## WORK INSTRUCTION
If a line below contains "Medicine", count it; then state how many such lines there are, and nothing else.

[Page transcription dataset items]
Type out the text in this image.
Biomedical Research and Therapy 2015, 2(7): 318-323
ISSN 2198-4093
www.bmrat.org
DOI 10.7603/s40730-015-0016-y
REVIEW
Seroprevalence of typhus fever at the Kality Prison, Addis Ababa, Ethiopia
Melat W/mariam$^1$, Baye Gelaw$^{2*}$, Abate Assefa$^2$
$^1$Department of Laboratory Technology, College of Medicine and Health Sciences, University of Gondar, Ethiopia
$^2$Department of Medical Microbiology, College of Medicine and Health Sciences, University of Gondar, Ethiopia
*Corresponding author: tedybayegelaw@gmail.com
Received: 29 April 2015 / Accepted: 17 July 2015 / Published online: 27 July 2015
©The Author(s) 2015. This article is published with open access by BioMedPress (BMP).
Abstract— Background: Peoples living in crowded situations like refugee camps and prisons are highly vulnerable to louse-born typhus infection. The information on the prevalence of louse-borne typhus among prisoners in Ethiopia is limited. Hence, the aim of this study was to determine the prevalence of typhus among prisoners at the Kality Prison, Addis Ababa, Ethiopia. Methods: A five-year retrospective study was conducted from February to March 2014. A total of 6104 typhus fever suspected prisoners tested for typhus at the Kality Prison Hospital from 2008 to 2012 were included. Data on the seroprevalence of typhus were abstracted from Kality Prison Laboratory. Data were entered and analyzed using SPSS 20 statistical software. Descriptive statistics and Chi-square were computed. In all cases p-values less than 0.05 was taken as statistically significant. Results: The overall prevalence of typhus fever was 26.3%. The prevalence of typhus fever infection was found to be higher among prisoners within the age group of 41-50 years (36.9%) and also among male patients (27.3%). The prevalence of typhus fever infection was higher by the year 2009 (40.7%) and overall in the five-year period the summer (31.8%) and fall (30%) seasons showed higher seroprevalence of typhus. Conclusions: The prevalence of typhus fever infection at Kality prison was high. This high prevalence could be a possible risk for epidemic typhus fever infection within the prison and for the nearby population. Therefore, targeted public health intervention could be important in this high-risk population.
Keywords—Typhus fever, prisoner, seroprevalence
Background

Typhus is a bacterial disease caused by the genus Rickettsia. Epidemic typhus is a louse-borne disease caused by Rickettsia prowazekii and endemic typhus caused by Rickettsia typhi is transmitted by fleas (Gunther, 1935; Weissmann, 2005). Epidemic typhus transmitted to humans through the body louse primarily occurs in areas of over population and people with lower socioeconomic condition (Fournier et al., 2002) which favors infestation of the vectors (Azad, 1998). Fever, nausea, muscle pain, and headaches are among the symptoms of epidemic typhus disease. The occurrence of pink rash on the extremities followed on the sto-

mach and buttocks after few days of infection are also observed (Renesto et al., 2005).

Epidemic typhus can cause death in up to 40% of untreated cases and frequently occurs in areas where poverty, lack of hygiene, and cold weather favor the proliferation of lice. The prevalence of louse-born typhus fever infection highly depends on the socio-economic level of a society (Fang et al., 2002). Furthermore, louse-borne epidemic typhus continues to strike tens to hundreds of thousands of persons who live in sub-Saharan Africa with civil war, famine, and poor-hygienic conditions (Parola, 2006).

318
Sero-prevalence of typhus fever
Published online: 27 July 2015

## WORKED SOLUTION
2